OBJECTIVE:
List each line of the data that holds the string "Test".

MATERIAL PROVIDED:

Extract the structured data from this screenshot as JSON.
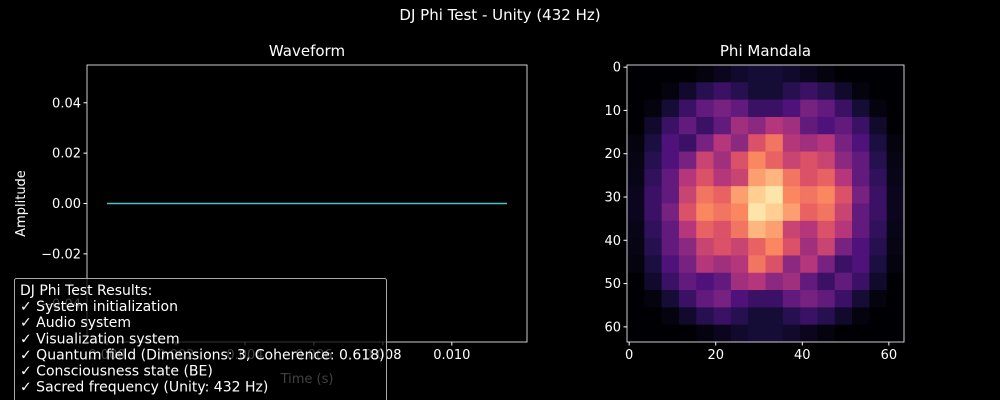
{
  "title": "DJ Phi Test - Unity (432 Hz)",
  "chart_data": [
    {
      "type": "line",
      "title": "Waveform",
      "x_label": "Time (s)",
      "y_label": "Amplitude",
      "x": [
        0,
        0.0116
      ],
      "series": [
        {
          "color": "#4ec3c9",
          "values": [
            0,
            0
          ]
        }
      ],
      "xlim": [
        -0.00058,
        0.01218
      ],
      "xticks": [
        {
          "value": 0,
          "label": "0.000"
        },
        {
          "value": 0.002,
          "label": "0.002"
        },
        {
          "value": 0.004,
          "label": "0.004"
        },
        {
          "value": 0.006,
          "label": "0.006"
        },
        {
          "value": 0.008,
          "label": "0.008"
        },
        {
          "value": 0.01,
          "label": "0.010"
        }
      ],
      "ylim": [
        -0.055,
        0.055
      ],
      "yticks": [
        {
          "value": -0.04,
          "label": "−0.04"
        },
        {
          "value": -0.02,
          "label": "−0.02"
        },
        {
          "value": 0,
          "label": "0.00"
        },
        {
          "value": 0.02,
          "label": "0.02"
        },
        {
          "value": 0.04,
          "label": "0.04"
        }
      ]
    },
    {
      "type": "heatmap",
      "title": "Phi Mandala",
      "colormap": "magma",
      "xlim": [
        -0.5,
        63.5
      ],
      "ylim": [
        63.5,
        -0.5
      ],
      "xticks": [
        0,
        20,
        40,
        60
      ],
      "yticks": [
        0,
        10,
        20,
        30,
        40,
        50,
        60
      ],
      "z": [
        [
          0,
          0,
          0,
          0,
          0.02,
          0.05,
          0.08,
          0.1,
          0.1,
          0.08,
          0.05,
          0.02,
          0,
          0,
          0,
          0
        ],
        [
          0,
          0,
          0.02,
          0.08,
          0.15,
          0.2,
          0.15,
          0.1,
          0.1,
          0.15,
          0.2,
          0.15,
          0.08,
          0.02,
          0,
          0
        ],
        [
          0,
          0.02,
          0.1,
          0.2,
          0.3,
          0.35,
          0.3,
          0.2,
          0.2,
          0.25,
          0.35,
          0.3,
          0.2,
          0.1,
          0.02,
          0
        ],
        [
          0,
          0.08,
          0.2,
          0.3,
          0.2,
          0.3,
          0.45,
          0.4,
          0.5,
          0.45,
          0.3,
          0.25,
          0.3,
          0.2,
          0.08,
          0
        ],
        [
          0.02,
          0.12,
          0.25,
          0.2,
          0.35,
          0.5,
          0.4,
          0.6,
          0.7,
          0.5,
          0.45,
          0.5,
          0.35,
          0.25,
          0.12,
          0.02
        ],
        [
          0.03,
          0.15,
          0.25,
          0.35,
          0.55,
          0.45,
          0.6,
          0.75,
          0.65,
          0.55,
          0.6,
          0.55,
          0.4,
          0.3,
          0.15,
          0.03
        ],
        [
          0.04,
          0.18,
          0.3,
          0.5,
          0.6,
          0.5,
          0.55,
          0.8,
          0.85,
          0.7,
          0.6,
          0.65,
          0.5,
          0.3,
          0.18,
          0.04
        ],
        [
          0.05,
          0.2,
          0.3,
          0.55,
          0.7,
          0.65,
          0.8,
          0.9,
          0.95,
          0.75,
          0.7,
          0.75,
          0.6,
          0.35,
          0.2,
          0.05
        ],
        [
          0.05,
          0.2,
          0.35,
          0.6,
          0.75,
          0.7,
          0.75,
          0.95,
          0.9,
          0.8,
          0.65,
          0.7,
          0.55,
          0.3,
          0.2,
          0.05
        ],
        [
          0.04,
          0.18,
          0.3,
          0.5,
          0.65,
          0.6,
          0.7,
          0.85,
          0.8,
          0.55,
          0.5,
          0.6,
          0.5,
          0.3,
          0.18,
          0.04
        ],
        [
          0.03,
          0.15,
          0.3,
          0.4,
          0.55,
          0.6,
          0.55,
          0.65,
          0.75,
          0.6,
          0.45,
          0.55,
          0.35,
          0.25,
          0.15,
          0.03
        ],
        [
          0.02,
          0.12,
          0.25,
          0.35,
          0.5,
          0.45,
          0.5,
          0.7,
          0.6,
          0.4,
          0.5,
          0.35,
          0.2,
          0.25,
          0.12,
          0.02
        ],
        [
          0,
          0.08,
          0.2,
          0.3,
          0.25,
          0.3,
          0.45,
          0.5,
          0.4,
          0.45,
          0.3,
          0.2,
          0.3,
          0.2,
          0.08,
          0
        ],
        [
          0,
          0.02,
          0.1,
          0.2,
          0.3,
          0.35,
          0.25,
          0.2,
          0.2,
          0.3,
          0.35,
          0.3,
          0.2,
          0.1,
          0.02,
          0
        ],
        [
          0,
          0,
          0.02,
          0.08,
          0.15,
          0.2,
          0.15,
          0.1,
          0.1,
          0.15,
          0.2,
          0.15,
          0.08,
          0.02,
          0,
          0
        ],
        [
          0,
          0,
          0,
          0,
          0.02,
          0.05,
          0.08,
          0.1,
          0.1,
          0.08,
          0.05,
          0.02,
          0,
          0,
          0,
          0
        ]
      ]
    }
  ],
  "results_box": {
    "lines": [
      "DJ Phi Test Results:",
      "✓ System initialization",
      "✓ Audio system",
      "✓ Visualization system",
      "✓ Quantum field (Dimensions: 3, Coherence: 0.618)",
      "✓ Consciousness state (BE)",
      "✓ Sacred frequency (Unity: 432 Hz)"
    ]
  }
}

--

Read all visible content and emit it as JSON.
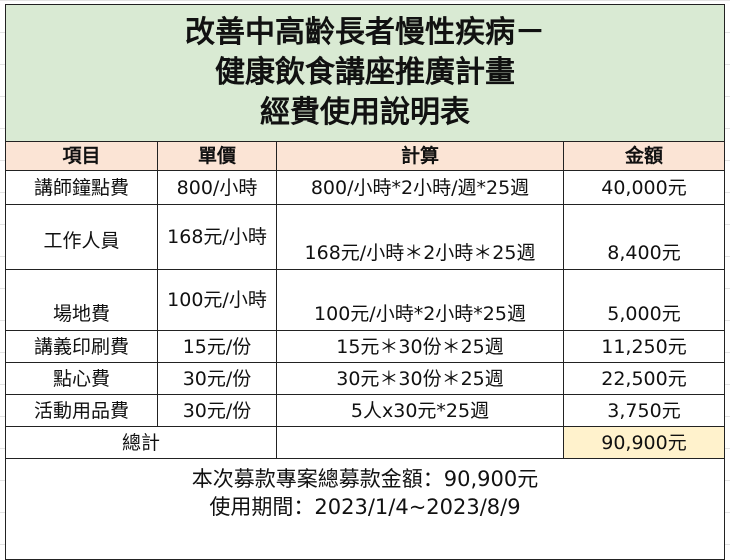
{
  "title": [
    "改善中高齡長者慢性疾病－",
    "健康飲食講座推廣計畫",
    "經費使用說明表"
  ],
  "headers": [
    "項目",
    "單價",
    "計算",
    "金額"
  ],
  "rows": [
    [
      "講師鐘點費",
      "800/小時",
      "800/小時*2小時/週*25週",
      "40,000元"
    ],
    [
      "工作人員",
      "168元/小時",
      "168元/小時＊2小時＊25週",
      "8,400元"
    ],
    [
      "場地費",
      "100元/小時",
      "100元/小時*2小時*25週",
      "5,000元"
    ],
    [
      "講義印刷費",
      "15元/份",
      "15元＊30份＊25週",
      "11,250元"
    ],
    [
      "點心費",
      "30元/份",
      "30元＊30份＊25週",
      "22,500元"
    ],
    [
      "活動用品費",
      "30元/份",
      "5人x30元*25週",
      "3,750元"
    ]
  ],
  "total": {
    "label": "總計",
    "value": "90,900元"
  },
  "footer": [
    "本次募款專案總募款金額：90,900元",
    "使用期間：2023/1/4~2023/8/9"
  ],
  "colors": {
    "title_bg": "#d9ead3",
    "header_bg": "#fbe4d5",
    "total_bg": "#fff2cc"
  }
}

THE REPLY:
  "title": "DJ Phi Test - Unity (432 Hz)",
      "DJ Phi Test Results:",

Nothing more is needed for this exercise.